◆ WRITTEN EXERCISE: Give the number of lines containing the word "text" and nothing more.

◆ GIVEN DATA:

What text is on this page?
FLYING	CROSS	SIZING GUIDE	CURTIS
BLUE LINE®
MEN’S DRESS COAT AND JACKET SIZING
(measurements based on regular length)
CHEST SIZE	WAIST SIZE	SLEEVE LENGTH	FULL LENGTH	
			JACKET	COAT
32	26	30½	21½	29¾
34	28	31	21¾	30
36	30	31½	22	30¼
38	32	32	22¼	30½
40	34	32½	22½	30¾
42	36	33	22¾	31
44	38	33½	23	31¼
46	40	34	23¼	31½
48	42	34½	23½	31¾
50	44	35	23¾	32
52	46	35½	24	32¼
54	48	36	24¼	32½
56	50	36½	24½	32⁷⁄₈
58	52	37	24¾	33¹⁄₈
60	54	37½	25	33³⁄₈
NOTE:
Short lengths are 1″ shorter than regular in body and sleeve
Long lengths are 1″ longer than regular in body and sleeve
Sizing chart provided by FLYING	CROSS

---

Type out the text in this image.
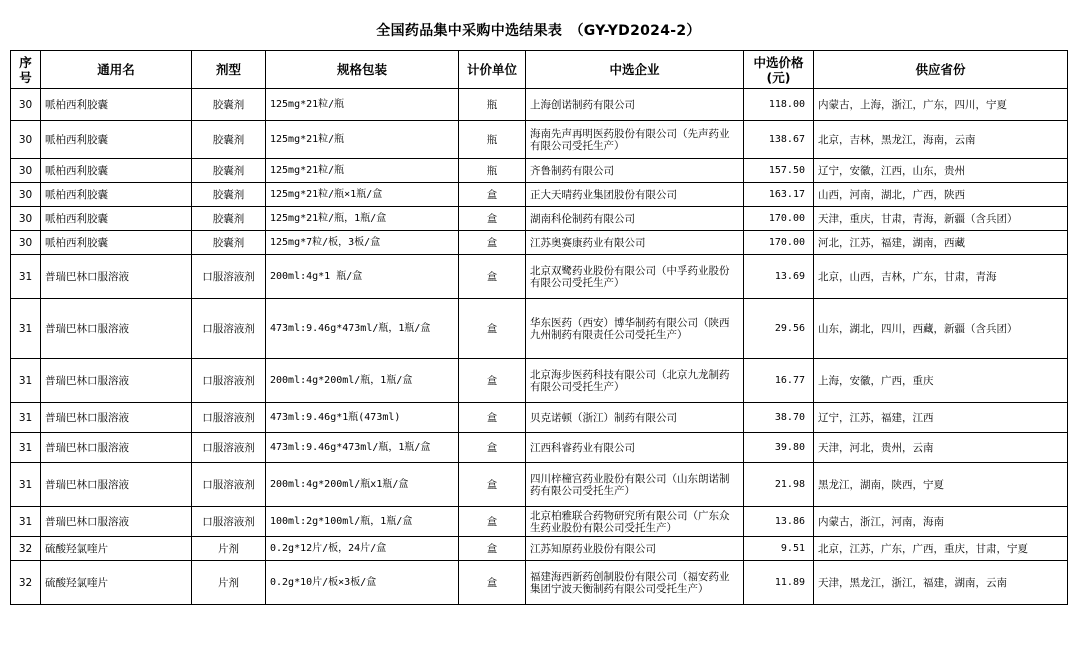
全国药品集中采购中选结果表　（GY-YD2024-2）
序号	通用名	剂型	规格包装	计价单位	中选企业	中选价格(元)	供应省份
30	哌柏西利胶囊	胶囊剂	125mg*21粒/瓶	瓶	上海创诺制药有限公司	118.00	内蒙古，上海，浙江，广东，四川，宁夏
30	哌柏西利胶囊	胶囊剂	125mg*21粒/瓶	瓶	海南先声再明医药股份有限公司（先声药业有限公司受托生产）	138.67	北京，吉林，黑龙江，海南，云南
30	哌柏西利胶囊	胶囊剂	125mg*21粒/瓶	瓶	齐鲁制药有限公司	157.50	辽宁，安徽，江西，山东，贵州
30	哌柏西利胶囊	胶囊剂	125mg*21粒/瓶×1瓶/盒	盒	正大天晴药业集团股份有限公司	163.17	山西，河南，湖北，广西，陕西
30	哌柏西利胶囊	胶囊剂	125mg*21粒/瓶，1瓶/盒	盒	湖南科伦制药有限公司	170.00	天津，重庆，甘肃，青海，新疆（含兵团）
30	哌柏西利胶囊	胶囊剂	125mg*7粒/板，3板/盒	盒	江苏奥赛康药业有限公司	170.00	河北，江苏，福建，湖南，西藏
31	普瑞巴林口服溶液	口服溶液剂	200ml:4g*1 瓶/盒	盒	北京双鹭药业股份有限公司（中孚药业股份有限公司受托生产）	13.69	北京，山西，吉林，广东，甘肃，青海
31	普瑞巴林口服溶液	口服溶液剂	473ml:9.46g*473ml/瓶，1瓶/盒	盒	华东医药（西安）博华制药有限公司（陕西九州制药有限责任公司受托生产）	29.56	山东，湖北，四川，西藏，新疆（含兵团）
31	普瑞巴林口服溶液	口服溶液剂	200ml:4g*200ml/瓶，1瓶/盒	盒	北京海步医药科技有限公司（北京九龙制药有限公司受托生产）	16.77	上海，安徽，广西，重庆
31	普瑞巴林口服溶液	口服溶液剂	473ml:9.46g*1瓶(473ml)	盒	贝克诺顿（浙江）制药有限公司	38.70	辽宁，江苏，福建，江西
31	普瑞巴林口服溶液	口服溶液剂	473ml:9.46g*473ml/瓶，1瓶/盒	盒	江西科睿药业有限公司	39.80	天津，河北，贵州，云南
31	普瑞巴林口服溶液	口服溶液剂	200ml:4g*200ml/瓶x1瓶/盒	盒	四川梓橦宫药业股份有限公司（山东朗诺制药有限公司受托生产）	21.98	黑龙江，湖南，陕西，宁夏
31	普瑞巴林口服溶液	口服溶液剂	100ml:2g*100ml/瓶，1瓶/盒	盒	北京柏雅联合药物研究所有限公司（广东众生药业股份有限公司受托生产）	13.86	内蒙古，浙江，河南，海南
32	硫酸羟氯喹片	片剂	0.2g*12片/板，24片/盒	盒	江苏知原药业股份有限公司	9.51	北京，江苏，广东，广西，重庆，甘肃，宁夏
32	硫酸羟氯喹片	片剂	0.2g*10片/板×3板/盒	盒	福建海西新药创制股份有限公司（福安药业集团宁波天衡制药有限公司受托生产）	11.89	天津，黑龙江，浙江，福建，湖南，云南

◆ FINISHED TASK: 2